*Problems:*
• 1. In the Barbados food excerpt, switch "slim" to "fit" and write out the passage from "The high starch, high" up to and including "would not become her own.".
• 2. According to the Barbados food excerpt, what had the food purveyor at the beach saved for the writer's group on Boxing Day?
• 3. Using the Barbados food excerpt, explain why Paulette exercised regularly and kept herself slim.

*Excerpt to read:*
________________________________________
The high starch, high sugar diet is still common in Barbados, and they love their pork as well, so add high fat to the list. Unfortunately this diet leads many on Barbados to develop obesity and diabetes, and Barbados has one of the highest amputee rates in the world. Paulette admitted that was why she exercised regularly and kept herself slim; her people’s health crisis would not become her own.

We got to experience some of the dishes that would fuel that epidemic, and as it was the week before Christmas learned more about holiday meals on this tropical island. As the most British of the Caribbean Islands, the Christmas turkey is a regular on the dinner table for the holiday, along with ham AND pork. We heard this from several people when we inquired about their holiday plans. And they start cooking late on Christmas Eve and cook all night. I’m guessing possibly because the weather was in the 80-85 degree range; it was at least a bit cooler at night. And on Boxing Day, December 26th, we returned to a beach we’d liked and the food purveyor there had saved us some of her special Christmas rum cake. It was like eating a solid slice of rum, moist and molasses-ey, but I wouldn’t get behind the wheel of a car anytime soon after eating it.
________________________________________
*Source excerpt:*
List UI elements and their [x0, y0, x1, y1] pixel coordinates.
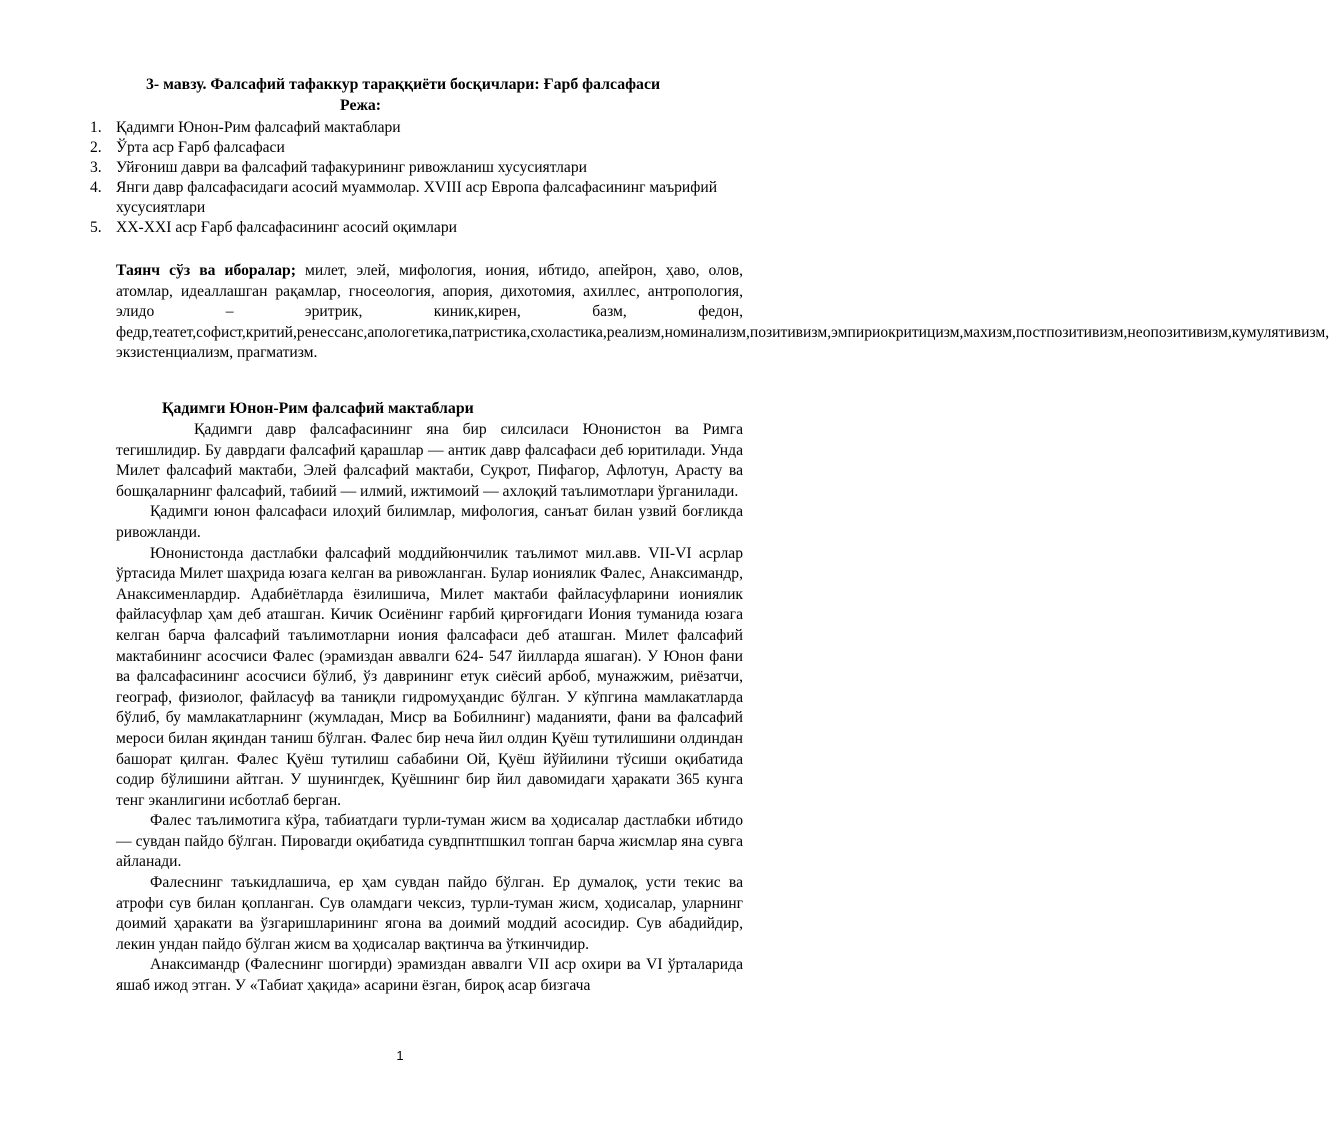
________________________________________
*Solutions to the problems:*
• 1.
The high starch, high sugar diet is still common in Barbados, and they love their pork as well, so add high fat to the list. Unfortunately this diet leads many on Barbados to develop obesity and diabetes, and Barbados has one of the highest amputee rates in the world. Paulette admitted that was why she exercised regularly and kept herself fit; her people’s health crisis would not become her own.

• 2. Some of her special Christmas rum cake.

• 3. The common high-starch, high-sugar, high-fat diet on Barbados leads many people there to develop obesity and diabetes, and the island has one of the highest amputee rates in the world. Paulette exercised and stayed slim so that her people's health crisis would not become her own.